▸ Records supplied
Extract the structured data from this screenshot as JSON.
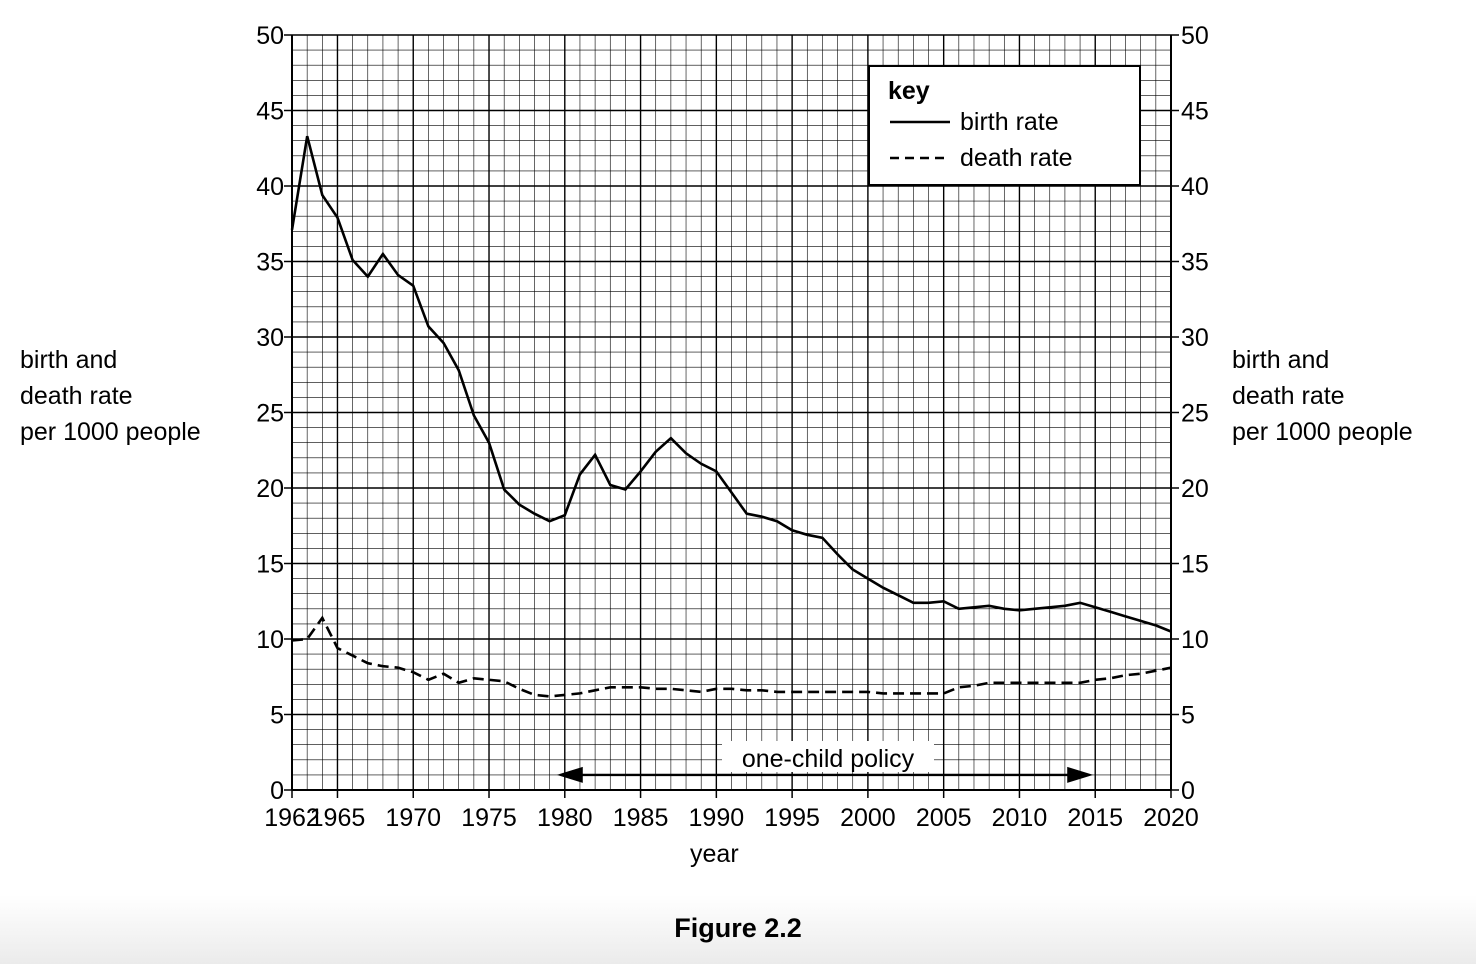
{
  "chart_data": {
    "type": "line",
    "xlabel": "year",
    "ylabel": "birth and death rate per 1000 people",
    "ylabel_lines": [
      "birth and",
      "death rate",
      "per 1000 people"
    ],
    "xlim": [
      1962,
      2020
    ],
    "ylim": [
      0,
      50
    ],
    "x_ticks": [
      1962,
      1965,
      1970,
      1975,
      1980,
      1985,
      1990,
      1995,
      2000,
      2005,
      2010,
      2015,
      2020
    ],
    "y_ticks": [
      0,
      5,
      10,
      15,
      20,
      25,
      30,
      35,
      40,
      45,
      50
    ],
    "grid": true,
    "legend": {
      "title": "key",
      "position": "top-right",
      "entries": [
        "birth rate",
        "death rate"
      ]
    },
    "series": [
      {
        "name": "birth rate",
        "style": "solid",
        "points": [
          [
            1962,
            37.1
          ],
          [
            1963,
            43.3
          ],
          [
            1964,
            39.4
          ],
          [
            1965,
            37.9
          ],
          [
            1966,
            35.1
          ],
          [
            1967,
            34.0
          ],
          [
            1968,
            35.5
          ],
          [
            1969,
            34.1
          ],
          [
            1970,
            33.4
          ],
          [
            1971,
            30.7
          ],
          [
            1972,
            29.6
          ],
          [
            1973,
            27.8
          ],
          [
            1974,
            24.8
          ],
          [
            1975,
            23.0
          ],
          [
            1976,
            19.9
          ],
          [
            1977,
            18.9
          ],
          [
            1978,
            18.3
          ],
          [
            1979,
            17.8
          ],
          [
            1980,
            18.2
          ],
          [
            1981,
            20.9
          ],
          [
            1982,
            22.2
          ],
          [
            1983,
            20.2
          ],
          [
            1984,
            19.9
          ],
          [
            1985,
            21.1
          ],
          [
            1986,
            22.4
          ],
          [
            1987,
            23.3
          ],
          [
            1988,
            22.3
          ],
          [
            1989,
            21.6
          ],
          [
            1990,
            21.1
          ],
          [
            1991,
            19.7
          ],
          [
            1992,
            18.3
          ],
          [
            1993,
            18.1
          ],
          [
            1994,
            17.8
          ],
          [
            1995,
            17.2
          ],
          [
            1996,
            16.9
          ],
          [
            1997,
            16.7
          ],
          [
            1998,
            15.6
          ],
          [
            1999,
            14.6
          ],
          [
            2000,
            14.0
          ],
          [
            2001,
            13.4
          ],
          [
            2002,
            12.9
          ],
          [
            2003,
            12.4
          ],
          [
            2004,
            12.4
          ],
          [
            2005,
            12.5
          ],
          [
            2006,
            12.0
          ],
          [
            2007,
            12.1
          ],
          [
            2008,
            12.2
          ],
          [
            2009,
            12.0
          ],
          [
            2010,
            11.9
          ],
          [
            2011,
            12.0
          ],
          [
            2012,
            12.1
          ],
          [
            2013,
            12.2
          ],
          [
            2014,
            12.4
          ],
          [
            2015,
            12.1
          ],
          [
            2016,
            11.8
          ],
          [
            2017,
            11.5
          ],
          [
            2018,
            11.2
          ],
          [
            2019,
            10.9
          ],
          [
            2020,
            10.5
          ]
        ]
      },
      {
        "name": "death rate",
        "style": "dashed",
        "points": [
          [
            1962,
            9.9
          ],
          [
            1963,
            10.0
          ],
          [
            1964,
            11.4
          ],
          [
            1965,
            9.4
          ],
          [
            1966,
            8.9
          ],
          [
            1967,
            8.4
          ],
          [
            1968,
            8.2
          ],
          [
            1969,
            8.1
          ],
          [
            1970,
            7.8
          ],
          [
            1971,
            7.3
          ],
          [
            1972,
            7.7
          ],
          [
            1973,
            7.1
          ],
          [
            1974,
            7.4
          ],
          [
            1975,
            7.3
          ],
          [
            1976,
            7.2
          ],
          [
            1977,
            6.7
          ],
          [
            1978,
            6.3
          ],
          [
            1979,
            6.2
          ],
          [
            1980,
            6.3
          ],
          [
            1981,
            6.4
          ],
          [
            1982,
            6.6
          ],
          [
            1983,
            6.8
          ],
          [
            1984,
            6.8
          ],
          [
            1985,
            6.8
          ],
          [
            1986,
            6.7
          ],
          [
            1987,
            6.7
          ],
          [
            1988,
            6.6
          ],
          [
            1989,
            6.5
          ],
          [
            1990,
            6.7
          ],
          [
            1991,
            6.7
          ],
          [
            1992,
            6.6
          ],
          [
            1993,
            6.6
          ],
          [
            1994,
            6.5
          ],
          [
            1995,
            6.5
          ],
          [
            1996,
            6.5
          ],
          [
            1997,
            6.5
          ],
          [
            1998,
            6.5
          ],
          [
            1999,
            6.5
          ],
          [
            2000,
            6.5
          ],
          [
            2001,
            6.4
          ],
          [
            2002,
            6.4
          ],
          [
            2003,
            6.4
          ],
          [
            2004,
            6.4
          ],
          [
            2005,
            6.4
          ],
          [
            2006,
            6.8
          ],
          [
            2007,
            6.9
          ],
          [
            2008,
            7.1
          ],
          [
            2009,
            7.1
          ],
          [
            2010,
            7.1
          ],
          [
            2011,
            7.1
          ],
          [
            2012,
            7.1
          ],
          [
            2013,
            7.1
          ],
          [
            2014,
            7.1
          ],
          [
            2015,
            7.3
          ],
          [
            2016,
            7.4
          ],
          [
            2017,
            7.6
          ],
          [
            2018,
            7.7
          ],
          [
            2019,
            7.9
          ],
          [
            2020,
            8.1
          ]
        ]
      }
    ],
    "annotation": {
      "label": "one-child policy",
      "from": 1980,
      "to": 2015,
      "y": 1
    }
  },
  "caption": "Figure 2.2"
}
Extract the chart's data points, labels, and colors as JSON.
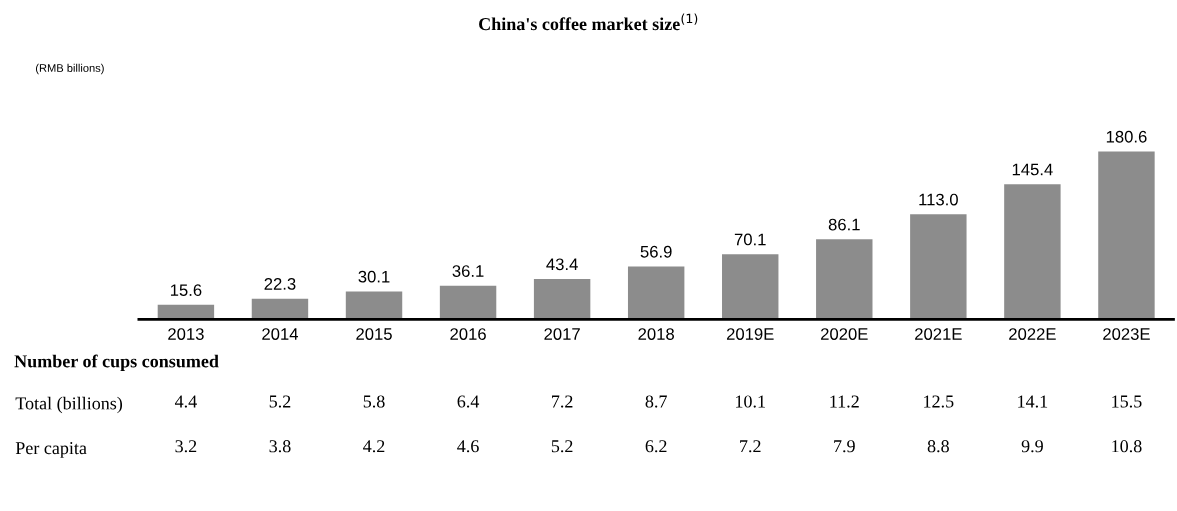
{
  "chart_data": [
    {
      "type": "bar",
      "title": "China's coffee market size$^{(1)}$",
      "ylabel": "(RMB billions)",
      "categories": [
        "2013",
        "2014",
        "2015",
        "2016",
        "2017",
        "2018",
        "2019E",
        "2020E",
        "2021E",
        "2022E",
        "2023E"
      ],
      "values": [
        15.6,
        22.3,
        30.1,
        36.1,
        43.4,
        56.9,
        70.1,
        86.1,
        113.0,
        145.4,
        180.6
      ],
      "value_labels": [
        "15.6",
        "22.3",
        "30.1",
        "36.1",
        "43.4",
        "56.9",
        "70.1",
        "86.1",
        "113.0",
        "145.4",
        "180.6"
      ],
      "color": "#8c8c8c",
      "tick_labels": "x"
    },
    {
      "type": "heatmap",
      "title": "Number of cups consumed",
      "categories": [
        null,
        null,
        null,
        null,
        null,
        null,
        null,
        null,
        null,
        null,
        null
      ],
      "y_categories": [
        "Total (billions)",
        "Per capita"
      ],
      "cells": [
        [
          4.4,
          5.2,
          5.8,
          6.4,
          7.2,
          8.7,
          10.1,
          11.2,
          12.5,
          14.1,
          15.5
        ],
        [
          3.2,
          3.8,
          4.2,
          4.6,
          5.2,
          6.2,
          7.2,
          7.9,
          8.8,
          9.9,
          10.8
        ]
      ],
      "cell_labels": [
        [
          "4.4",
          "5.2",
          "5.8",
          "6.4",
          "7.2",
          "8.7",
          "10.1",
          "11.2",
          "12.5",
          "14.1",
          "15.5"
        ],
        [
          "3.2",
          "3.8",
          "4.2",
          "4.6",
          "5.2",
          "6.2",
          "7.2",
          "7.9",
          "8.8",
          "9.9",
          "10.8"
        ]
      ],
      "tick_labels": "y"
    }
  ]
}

▸ What is being asked
Omit the pictures and output all of the other material exactly.

▸ Written response
Extract the structured data from this screenshot as JSON.
{
  "chart_data": {
    "type": "line",
    "xlabel": "year",
    "ylabel": "birth and death rate per 1000 people",
    "ylabel_lines": [
      "birth and",
      "death rate",
      "per 1000 people"
    ],
    "xlim": [
      1962,
      2020
    ],
    "ylim": [
      0,
      50
    ],
    "x_ticks": [
      1962,
      1965,
      1970,
      1975,
      1980,
      1985,
      1990,
      1995,
      2000,
      2005,
      2010,
      2015,
      2020
    ],
    "y_ticks": [
      0,
      5,
      10,
      15,
      20,
      25,
      30,
      35,
      40,
      45,
      50
    ],
    "grid": true,
    "legend": {
      "title": "key",
      "position": "top-right",
      "entries": [
        "birth rate",
        "death rate"
      ]
    },
    "series": [
      {
        "name": "birth rate",
        "style": "solid",
        "points": [
          [
            1962,
            37.1
          ],
          [
            1963,
            43.3
          ],
          [
            1964,
            39.4
          ],
          [
            1965,
            37.9
          ],
          [
            1966,
            35.1
          ],
          [
            1967,
            34.0
          ],
          [
            1968,
            35.5
          ],
          [
            1969,
            34.1
          ],
          [
            1970,
            33.4
          ],
          [
            1971,
            30.7
          ],
          [
            1972,
            29.6
          ],
          [
            1973,
            27.8
          ],
          [
            1974,
            24.8
          ],
          [
            1975,
            23.0
          ],
          [
            1976,
            19.9
          ],
          [
            1977,
            18.9
          ],
          [
            1978,
            18.3
          ],
          [
            1979,
            17.8
          ],
          [
            1980,
            18.2
          ],
          [
            1981,
            20.9
          ],
          [
            1982,
            22.2
          ],
          [
            1983,
            20.2
          ],
          [
            1984,
            19.9
          ],
          [
            1985,
            21.1
          ],
          [
            1986,
            22.4
          ],
          [
            1987,
            23.3
          ],
          [
            1988,
            22.3
          ],
          [
            1989,
            21.6
          ],
          [
            1990,
            21.1
          ],
          [
            1991,
            19.7
          ],
          [
            1992,
            18.3
          ],
          [
            1993,
            18.1
          ],
          [
            1994,
            17.8
          ],
          [
            1995,
            17.2
          ],
          [
            1996,
            16.9
          ],
          [
            1997,
            16.7
          ],
          [
            1998,
            15.6
          ],
          [
            1999,
            14.6
          ],
          [
            2000,
            14.0
          ],
          [
            2001,
            13.4
          ],
          [
            2002,
            12.9
          ],
          [
            2003,
            12.4
          ],
          [
            2004,
            12.4
          ],
          [
            2005,
            12.5
          ],
          [
            2006,
            12.0
          ],
          [
            2007,
            12.1
          ],
          [
            2008,
            12.2
          ],
          [
            2009,
            12.0
          ],
          [
            2010,
            11.9
          ],
          [
            2011,
            12.0
          ],
          [
            2012,
            12.1
          ],
          [
            2013,
            12.2
          ],
          [
            2014,
            12.4
          ],
          [
            2015,
            12.1
          ],
          [
            2016,
            11.8
          ],
          [
            2017,
            11.5
          ],
          [
            2018,
            11.2
          ],
          [
            2019,
            10.9
          ],
          [
            2020,
            10.5
          ]
        ]
      },
      {
        "name": "death rate",
        "style": "dashed",
        "points": [
          [
            1962,
            9.9
          ],
          [
            1963,
            10.0
          ],
          [
            1964,
            11.4
          ],
          [
            1965,
            9.4
          ],
          [
            1966,
            8.9
          ],
          [
            1967,
            8.4
          ],
          [
            1968,
            8.2
          ],
          [
            1969,
            8.1
          ],
          [
            1970,
            7.8
          ],
          [
            1971,
            7.3
          ],
          [
            1972,
            7.7
          ],
          [
            1973,
            7.1
          ],
          [
            1974,
            7.4
          ],
          [
            1975,
            7.3
          ],
          [
            1976,
            7.2
          ],
          [
            1977,
            6.7
          ],
          [
            1978,
            6.3
          ],
          [
            1979,
            6.2
          ],
          [
            1980,
            6.3
          ],
          [
            1981,
            6.4
          ],
          [
            1982,
            6.6
          ],
          [
            1983,
            6.8
          ],
          [
            1984,
            6.8
          ],
          [
            1985,
            6.8
          ],
          [
            1986,
            6.7
          ],
          [
            1987,
            6.7
          ],
          [
            1988,
            6.6
          ],
          [
            1989,
            6.5
          ],
          [
            1990,
            6.7
          ],
          [
            1991,
            6.7
          ],
          [
            1992,
            6.6
          ],
          [
            1993,
            6.6
          ],
          [
            1994,
            6.5
          ],
          [
            1995,
            6.5
          ],
          [
            1996,
            6.5
          ],
          [
            1997,
            6.5
          ],
          [
            1998,
            6.5
          ],
          [
            1999,
            6.5
          ],
          [
            2000,
            6.5
          ],
          [
            2001,
            6.4
          ],
          [
            2002,
            6.4
          ],
          [
            2003,
            6.4
          ],
          [
            2004,
            6.4
          ],
          [
            2005,
            6.4
          ],
          [
            2006,
            6.8
          ],
          [
            2007,
            6.9
          ],
          [
            2008,
            7.1
          ],
          [
            2009,
            7.1
          ],
          [
            2010,
            7.1
          ],
          [
            2011,
            7.1
          ],
          [
            2012,
            7.1
          ],
          [
            2013,
            7.1
          ],
          [
            2014,
            7.1
          ],
          [
            2015,
            7.3
          ],
          [
            2016,
            7.4
          ],
          [
            2017,
            7.6
          ],
          [
            2018,
            7.7
          ],
          [
            2019,
            7.9
          ],
          [
            2020,
            8.1
          ]
        ]
      }
    ],
    "annotation": {
      "label": "one-child policy",
      "from": 1980,
      "to": 2015,
      "y": 1
    }
  },
  "caption": "Figure 2.2"
}
Extract the chart's data points, labels, and colors as JSON.
{
  "chart_data": [
    {
      "type": "bar",
      "title": "China's coffee market size$^{(1)}$",
      "ylabel": "(RMB billions)",
      "categories": [
        "2013",
        "2014",
        "2015",
        "2016",
        "2017",
        "2018",
        "2019E",
        "2020E",
        "2021E",
        "2022E",
        "2023E"
      ],
      "values": [
        15.6,
        22.3,
        30.1,
        36.1,
        43.4,
        56.9,
        70.1,
        86.1,
        113.0,
        145.4,
        180.6
      ],
      "value_labels": [
        "15.6",
        "22.3",
        "30.1",
        "36.1",
        "43.4",
        "56.9",
        "70.1",
        "86.1",
        "113.0",
        "145.4",
        "180.6"
      ],
      "color": "#8c8c8c",
      "tick_labels": "x"
    },
    {
      "type": "heatmap",
      "title": "Number of cups consumed",
      "categories": [
        null,
        null,
        null,
        null,
        null,
        null,
        null,
        null,
        null,
        null,
        null
      ],
      "y_categories": [
        "Total (billions)",
        "Per capita"
      ],
      "cells": [
        [
          4.4,
          5.2,
          5.8,
          6.4,
          7.2,
          8.7,
          10.1,
          11.2,
          12.5,
          14.1,
          15.5
        ],
        [
          3.2,
          3.8,
          4.2,
          4.6,
          5.2,
          6.2,
          7.2,
          7.9,
          8.8,
          9.9,
          10.8
        ]
      ],
      "cell_labels": [
        [
          "4.4",
          "5.2",
          "5.8",
          "6.4",
          "7.2",
          "8.7",
          "10.1",
          "11.2",
          "12.5",
          "14.1",
          "15.5"
        ],
        [
          "3.2",
          "3.8",
          "4.2",
          "4.6",
          "5.2",
          "6.2",
          "7.2",
          "7.9",
          "8.8",
          "9.9",
          "10.8"
        ]
      ],
      "tick_labels": "y"
    }
  ]
}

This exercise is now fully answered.